## Task objective
Copy the data word for word, from the very first line through the line containing "The reflected reference", with that line included.

## Data for this exercise
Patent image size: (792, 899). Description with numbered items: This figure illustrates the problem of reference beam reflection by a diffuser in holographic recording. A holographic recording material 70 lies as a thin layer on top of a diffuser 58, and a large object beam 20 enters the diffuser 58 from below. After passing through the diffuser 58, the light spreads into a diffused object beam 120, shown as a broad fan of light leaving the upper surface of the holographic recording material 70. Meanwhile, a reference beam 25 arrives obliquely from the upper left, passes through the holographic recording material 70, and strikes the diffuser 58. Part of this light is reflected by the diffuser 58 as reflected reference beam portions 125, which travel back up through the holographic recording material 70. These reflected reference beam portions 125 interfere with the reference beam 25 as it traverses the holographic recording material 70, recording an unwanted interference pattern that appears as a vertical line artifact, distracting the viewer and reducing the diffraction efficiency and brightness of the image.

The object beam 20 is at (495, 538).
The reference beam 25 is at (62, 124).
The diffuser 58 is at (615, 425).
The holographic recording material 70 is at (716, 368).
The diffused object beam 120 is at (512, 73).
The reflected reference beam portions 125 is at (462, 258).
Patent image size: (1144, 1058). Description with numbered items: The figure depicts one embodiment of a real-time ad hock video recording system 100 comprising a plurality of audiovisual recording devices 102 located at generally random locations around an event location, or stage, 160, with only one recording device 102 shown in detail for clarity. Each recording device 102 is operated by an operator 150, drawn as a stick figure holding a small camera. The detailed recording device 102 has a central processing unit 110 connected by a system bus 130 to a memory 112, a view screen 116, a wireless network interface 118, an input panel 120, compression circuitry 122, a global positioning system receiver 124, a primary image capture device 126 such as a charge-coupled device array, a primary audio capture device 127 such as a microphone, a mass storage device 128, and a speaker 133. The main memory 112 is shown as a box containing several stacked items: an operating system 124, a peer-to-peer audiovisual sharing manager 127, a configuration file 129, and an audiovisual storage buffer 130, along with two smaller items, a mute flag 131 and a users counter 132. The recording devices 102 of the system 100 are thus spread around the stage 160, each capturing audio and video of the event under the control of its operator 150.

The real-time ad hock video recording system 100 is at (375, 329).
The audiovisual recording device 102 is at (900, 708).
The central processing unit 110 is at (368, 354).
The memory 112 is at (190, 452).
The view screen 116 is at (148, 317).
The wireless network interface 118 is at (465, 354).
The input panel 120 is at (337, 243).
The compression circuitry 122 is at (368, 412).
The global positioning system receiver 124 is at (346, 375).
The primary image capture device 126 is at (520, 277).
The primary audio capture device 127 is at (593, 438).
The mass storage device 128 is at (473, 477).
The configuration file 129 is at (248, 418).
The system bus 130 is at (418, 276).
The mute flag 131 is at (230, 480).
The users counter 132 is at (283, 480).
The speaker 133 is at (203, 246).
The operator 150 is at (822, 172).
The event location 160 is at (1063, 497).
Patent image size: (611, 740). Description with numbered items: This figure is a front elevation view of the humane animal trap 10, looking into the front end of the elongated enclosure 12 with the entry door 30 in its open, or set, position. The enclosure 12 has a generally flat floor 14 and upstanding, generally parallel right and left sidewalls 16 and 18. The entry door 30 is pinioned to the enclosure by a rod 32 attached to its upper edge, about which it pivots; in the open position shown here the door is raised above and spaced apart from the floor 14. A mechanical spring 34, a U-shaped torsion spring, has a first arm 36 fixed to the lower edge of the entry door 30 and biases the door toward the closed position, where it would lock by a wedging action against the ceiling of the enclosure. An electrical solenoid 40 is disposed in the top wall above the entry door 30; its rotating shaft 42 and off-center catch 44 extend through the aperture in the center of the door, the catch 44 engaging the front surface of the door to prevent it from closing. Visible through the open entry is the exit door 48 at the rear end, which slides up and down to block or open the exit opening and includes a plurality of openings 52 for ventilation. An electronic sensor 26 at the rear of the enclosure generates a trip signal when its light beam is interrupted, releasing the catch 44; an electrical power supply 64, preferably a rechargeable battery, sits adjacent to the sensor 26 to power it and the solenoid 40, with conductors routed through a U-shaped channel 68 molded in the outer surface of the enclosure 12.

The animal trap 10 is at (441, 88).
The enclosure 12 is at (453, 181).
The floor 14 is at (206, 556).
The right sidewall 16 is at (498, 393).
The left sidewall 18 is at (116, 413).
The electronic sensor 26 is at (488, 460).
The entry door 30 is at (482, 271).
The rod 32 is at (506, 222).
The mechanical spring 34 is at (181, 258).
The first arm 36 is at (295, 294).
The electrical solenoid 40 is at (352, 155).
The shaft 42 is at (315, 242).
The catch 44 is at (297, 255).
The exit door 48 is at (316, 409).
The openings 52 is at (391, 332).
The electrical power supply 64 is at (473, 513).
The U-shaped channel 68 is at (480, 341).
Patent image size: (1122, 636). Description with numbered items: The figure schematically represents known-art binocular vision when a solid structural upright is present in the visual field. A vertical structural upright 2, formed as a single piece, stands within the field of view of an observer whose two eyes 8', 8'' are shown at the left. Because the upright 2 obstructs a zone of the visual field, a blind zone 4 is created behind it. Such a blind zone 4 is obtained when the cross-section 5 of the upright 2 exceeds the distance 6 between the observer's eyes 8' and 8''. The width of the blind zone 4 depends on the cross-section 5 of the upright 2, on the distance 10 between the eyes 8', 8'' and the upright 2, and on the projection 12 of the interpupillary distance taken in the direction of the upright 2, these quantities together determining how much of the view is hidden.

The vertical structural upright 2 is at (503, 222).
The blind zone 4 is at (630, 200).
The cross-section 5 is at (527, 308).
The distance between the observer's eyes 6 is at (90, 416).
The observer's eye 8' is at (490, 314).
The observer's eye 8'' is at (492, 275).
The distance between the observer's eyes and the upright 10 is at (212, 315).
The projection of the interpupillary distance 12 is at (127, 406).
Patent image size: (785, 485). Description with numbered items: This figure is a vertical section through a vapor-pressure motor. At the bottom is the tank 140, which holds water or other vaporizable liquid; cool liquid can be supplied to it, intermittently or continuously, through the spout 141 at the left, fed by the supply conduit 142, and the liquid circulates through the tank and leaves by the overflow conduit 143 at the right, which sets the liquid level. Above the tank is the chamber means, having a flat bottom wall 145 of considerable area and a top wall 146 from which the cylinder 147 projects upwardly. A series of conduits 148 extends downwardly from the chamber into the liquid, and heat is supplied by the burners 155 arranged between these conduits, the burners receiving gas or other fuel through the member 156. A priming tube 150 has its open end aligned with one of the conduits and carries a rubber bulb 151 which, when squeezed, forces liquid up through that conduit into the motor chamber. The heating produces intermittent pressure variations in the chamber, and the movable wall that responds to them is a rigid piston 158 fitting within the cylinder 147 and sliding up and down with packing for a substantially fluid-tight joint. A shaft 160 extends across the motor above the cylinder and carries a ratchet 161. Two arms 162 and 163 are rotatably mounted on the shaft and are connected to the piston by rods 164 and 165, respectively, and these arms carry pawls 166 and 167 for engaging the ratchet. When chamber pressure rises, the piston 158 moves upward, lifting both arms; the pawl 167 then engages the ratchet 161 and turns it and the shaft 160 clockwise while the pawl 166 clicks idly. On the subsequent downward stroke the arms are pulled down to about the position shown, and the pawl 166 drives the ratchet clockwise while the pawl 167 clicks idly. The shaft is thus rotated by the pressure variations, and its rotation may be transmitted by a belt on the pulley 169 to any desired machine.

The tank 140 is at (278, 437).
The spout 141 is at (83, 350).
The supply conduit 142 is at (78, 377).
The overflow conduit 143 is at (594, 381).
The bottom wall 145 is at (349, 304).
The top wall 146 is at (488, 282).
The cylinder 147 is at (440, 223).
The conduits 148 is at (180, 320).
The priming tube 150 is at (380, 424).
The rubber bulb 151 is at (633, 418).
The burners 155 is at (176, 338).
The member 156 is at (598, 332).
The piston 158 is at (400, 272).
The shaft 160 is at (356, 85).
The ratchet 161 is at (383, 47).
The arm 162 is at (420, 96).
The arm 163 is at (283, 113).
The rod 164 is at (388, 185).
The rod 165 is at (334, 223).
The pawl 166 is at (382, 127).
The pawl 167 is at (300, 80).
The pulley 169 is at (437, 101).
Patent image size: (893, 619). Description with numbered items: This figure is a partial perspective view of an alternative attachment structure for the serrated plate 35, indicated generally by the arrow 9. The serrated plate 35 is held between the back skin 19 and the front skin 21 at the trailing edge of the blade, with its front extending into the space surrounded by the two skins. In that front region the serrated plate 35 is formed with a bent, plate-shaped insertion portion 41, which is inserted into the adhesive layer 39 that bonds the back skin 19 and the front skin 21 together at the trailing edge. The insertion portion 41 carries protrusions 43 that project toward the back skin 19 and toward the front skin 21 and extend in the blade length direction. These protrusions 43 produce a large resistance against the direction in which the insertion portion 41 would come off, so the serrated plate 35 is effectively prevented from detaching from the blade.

## Task answer
Patent image size: (792, 899). Description with numbered items: This figure illustrates the problem of reference beam reflection by a diffuser in holographic recording. A holographic recording material 70 lies as a thin layer on top of a diffuser 58, and a large object beam 20 enters the diffuser 58 from below. After passing through the diffuser 58, the light spreads into a diffused object beam 120, shown as a broad fan of light leaving the upper surface of the holographic recording material 70. Meanwhile, a reference beam 25 arrives obliquely from the upper left, passes through the holographic recording material 70, and strikes the diffuser 58. Part of this light is reflected by the diffuser 58 as reflected reference beam portions 125, which travel back up through the holographic recording material 70. These reflected reference beam portions 125 interfere with the reference beam 25 as it traverses the holographic recording material 70, recording an unwanted interference pattern that appears as a vertical line artifact, distracting the viewer and reducing the diffraction efficiency and brightness of the image.

The object beam 20 is at (495, 538).
The reference beam 25 is at (62, 124).
The diffuser 58 is at (615, 425).
The holographic recording material 70 is at (716, 368).
The diffused object beam 120 is at (512, 73).
The reflected reference beam portions 125 is at (462, 258).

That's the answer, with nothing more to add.